- _INSTRUCTIONS TO FOLLOW_
Extract, without any alteration, the portion of the entries that opens with the line containing "arrow-left-icon[interactable] bbox=[8, 22, 26, 40]" and closes with the line containing "round-score: +7 bbox=[99, 113, 112, 125]". Include both boundary lines.

- _RECORDS FOR PROCESSING_
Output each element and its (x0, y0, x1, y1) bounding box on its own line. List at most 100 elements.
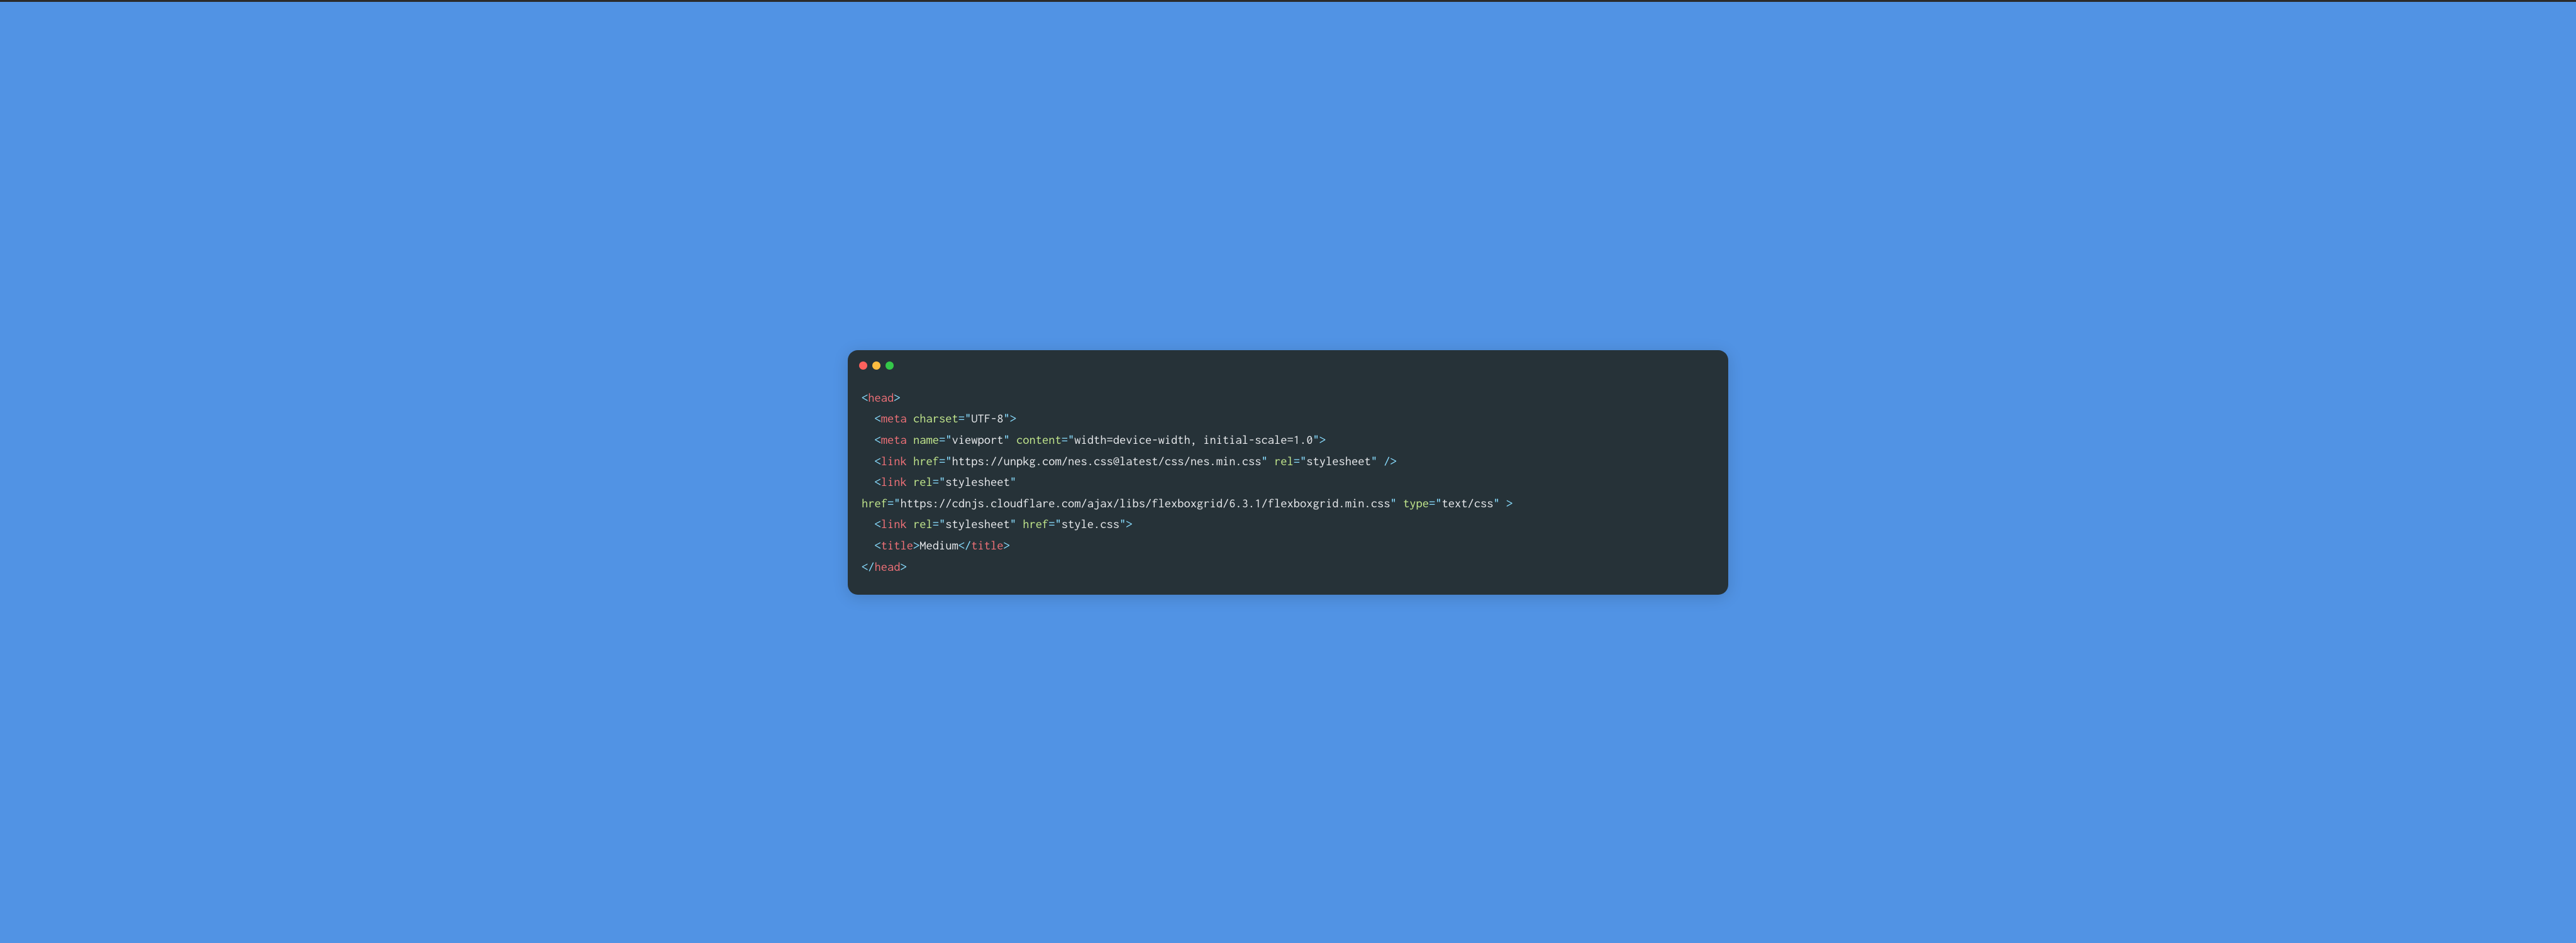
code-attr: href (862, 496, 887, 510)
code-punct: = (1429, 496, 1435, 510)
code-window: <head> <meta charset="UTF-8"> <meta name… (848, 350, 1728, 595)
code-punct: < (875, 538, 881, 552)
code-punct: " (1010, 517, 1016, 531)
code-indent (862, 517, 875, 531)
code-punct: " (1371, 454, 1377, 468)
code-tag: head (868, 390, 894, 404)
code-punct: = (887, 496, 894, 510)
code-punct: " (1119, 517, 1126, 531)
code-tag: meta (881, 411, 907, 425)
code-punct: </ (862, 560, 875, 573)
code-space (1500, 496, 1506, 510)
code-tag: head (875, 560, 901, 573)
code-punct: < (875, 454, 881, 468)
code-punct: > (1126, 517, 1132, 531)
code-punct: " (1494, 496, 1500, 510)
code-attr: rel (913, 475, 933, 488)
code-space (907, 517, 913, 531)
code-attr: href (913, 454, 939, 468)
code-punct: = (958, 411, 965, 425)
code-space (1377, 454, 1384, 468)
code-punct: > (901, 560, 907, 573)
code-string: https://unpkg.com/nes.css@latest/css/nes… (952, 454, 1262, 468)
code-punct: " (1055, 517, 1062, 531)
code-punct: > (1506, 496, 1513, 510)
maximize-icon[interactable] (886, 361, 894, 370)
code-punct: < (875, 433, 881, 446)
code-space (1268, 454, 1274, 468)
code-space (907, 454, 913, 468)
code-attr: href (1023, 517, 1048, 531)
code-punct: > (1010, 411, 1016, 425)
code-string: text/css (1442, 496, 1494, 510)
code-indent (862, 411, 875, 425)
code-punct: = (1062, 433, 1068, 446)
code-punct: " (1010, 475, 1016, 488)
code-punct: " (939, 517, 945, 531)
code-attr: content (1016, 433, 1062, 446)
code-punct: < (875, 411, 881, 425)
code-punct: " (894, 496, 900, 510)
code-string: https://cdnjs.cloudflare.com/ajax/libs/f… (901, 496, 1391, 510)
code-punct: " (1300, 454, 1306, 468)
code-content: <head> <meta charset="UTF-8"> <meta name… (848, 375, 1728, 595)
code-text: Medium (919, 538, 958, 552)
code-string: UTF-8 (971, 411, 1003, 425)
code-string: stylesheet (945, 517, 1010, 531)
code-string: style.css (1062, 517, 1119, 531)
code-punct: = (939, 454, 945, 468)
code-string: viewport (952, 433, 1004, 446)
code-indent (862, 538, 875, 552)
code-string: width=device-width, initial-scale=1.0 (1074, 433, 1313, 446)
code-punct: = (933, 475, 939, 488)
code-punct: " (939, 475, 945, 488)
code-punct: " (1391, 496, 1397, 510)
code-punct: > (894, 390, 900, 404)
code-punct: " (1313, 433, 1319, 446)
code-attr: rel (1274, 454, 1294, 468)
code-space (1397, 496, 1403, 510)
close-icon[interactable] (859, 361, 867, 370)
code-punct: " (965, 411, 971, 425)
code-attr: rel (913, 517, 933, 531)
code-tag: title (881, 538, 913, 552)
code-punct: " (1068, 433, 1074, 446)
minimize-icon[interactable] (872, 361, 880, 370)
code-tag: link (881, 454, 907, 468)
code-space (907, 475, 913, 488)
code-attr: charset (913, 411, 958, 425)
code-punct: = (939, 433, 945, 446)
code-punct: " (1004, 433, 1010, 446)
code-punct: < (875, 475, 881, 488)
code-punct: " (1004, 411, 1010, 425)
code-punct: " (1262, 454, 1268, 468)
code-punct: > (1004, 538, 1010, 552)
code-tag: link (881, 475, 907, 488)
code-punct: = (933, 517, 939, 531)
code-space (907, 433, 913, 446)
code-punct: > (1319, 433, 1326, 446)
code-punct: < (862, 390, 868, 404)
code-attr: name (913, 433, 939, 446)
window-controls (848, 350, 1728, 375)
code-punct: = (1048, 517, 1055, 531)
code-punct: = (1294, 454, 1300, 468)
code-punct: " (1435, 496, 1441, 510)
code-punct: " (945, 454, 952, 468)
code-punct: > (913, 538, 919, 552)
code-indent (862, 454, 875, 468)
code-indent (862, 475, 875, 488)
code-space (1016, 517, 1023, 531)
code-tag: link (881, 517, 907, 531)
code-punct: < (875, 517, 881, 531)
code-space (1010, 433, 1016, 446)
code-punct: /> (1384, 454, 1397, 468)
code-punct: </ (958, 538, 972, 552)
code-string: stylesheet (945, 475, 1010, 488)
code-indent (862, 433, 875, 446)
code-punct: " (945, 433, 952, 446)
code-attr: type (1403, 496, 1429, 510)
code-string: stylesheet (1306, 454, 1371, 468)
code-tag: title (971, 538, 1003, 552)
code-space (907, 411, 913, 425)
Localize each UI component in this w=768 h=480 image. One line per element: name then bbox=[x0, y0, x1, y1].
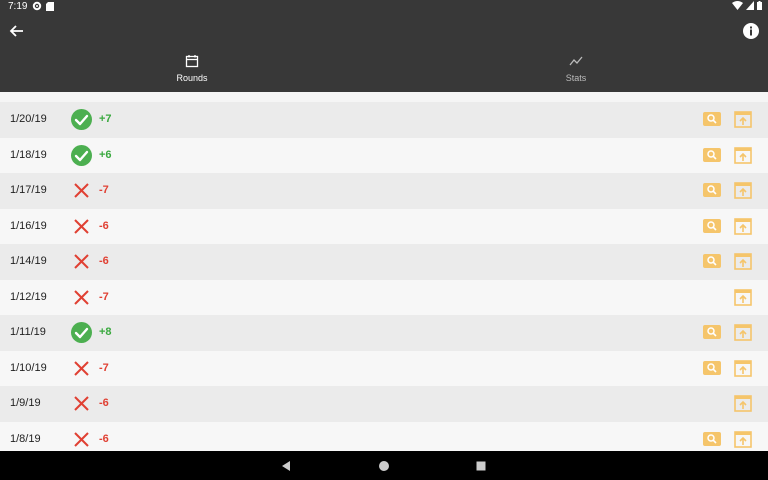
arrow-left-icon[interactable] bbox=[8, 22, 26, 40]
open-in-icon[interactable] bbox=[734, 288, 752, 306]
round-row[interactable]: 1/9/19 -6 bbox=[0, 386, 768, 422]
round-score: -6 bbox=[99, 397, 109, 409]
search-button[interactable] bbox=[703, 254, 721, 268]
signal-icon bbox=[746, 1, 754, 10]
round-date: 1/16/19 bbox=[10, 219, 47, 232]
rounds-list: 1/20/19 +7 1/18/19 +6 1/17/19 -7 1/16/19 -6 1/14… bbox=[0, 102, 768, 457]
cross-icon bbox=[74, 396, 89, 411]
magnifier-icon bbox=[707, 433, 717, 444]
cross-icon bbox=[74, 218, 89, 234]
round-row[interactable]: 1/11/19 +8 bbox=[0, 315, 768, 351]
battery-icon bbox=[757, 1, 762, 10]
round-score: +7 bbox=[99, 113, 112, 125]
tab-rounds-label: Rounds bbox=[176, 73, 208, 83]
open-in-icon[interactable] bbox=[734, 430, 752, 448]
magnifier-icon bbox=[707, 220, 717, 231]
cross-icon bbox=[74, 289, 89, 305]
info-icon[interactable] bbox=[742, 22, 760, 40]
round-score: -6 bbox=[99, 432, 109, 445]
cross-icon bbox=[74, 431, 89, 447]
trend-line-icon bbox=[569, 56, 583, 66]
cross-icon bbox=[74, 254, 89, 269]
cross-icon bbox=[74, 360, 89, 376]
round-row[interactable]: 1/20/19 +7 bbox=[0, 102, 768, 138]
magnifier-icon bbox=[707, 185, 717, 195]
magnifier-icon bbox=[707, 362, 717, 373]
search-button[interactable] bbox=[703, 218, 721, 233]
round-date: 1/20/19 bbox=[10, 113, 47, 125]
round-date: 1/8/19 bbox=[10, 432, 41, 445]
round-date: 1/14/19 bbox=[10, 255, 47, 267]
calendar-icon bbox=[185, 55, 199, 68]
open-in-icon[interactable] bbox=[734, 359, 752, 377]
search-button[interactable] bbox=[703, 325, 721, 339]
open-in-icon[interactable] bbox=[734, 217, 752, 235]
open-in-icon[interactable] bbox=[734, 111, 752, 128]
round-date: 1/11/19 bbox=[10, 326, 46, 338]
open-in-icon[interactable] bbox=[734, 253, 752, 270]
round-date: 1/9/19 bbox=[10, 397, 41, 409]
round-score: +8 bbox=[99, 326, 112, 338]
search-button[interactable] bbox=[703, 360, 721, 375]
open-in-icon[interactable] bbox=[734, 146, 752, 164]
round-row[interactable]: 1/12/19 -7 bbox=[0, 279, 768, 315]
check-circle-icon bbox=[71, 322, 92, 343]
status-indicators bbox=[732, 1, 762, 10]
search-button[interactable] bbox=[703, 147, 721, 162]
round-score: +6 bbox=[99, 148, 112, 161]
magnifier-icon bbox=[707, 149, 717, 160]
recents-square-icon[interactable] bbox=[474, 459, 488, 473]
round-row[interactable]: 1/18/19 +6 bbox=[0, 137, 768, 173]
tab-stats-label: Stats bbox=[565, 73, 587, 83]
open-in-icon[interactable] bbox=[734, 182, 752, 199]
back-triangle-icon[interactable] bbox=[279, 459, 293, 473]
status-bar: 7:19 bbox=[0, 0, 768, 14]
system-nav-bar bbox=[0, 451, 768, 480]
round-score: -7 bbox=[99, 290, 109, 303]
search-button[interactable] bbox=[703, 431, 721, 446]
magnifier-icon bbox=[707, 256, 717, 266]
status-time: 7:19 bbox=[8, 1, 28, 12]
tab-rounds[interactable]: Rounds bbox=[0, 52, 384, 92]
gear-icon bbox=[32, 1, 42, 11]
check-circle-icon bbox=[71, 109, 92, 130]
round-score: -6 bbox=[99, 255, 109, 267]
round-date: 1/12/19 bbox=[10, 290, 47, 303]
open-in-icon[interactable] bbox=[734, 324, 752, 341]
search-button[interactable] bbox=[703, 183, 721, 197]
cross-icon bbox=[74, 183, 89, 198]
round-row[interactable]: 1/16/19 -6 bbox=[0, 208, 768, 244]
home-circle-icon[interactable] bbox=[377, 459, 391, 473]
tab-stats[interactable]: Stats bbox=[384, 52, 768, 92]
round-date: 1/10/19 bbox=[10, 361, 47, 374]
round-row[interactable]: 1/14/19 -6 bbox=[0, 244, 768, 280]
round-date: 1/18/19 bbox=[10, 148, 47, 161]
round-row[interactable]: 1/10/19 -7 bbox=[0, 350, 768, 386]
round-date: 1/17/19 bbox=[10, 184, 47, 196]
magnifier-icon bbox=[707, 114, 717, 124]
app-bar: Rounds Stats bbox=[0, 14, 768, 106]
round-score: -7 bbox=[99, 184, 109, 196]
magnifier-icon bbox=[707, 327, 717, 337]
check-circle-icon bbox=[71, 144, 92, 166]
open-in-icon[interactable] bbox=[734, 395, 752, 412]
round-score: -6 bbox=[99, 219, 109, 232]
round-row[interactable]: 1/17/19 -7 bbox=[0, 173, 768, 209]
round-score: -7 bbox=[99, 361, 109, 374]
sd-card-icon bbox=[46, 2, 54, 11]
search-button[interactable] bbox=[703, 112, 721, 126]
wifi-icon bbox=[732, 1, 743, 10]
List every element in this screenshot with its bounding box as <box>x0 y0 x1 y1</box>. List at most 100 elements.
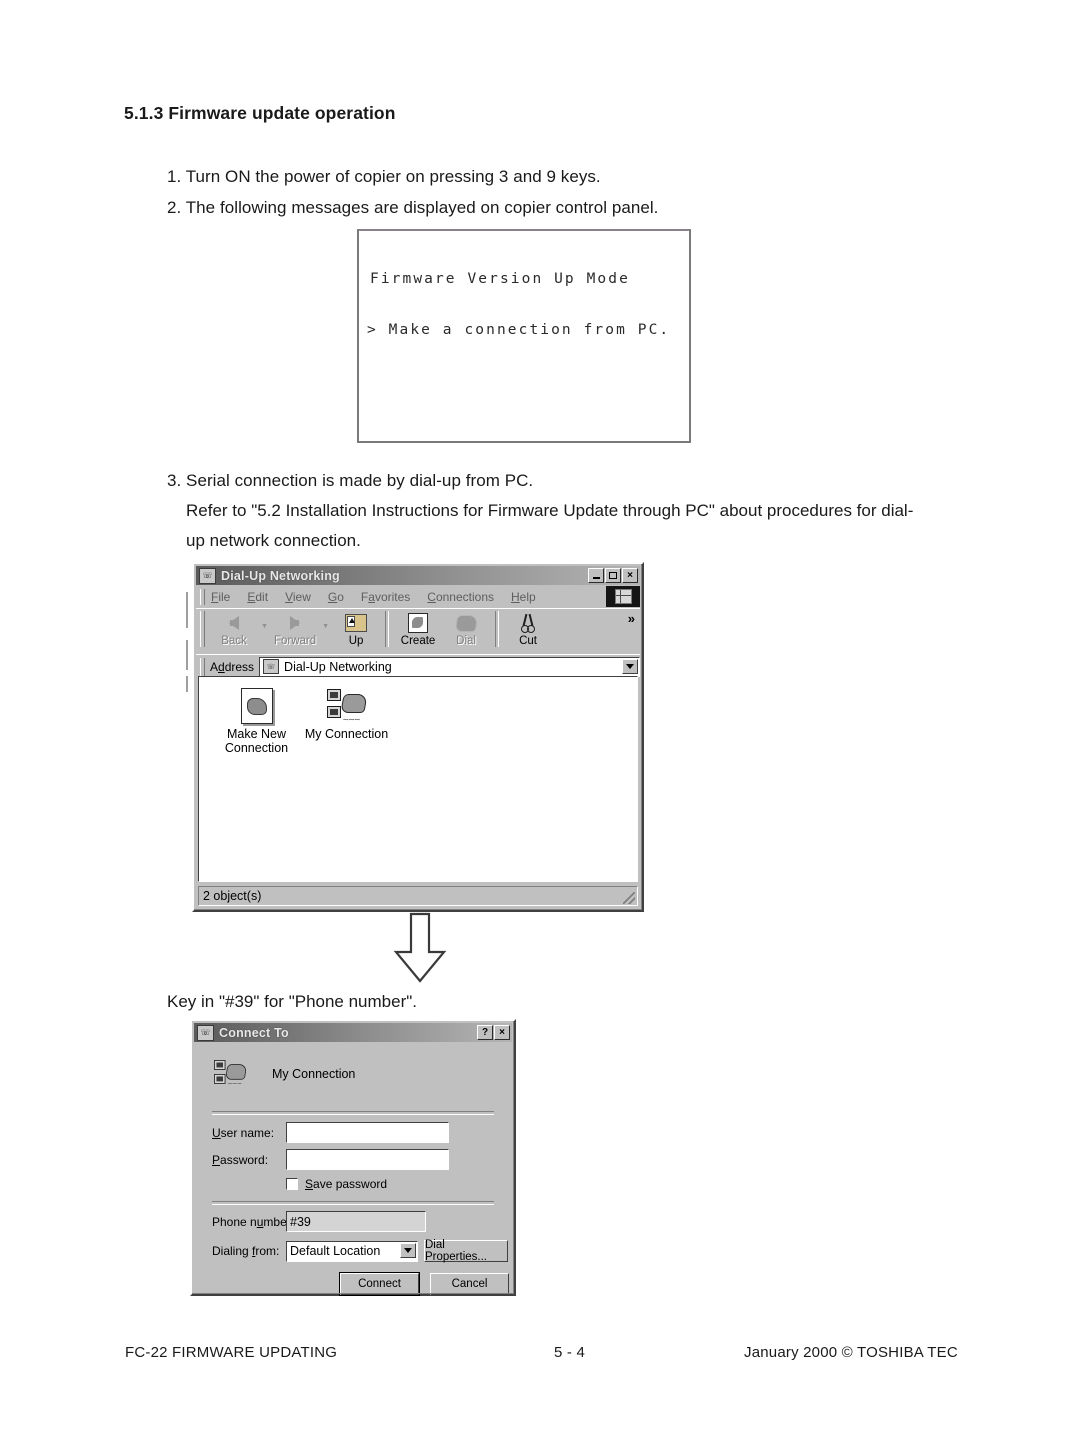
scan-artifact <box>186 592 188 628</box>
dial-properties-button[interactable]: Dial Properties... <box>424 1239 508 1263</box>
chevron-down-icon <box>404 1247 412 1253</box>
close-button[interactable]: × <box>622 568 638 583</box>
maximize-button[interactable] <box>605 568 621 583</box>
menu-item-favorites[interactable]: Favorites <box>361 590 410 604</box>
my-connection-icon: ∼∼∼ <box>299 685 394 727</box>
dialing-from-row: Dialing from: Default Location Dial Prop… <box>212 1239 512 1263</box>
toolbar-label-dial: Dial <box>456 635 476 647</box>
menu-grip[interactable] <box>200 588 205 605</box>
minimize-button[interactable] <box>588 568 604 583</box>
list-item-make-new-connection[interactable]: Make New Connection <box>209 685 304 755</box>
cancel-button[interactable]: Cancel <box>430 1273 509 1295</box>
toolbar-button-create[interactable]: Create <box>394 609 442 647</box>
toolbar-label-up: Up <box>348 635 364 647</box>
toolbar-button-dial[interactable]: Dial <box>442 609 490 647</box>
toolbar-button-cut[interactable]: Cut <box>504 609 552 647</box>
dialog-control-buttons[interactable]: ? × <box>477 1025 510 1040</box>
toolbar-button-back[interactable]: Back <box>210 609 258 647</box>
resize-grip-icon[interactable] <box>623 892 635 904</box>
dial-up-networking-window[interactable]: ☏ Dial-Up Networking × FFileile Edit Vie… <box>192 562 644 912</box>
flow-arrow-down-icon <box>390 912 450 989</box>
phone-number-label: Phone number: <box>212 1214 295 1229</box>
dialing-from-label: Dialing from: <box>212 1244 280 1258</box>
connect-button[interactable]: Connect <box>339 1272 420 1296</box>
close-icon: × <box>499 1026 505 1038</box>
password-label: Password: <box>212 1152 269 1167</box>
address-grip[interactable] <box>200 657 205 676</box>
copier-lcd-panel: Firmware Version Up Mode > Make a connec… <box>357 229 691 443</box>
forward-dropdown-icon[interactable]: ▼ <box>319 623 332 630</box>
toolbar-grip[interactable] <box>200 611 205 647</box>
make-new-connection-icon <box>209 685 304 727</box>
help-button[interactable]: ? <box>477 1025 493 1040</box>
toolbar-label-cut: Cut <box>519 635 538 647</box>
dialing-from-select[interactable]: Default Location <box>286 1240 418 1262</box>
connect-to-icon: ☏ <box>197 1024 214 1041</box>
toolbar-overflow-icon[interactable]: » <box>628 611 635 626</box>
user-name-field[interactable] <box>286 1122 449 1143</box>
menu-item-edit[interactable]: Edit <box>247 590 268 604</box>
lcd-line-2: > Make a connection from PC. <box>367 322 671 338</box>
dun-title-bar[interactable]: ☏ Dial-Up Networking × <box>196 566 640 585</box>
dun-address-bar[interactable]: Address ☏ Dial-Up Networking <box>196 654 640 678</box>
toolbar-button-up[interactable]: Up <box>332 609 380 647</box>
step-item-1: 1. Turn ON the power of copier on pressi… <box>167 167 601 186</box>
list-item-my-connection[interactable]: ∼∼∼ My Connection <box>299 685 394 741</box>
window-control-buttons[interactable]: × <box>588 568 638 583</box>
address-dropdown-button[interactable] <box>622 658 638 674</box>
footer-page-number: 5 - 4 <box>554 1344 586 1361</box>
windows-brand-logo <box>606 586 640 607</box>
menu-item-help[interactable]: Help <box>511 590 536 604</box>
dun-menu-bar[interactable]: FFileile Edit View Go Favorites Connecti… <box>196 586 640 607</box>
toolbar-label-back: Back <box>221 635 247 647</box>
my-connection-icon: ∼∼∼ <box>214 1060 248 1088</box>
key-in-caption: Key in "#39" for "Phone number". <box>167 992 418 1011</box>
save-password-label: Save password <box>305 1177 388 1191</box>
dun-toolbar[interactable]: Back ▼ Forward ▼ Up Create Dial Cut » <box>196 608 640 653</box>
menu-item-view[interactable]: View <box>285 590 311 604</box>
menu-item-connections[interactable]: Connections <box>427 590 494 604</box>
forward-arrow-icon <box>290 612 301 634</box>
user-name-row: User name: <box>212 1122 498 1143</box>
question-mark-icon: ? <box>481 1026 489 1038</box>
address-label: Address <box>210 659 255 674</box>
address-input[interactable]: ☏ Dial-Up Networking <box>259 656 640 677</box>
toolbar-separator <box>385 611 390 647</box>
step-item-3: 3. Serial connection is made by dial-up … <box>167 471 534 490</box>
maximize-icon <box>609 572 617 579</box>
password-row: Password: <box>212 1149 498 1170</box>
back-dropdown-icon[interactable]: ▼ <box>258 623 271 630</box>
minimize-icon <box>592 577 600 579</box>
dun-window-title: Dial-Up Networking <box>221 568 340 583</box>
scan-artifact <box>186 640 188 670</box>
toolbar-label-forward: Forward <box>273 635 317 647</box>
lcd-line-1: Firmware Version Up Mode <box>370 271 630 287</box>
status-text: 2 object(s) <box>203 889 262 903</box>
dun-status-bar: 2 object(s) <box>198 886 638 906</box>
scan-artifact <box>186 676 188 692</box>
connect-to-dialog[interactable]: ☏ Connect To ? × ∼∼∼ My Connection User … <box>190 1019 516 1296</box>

- _SOLUTION_
arrow-left-icon[interactable] bbox=[8, 22, 26, 40]
open-in-icon[interactable] bbox=[734, 288, 752, 306]
round-row[interactable]: 1/9/19 -6 bbox=[0, 386, 768, 422]
round-score: -6 bbox=[99, 397, 109, 409]
search-button[interactable] bbox=[703, 254, 721, 268]
signal-icon bbox=[746, 1, 754, 10]
round-date: 1/16/19 bbox=[10, 219, 47, 232]
rounds-list: 1/20/19 +7 1/18/19 +6 1/17/19 -7 1/16/19 -6 1/14… bbox=[0, 102, 768, 457]
cross-icon bbox=[74, 396, 89, 411]
magnifier-icon bbox=[707, 433, 717, 444]
cross-icon bbox=[74, 218, 89, 234]
round-row[interactable]: 1/11/19 +8 bbox=[0, 315, 768, 351]
battery-icon bbox=[757, 1, 762, 10]
round-score: +7 bbox=[99, 113, 112, 125]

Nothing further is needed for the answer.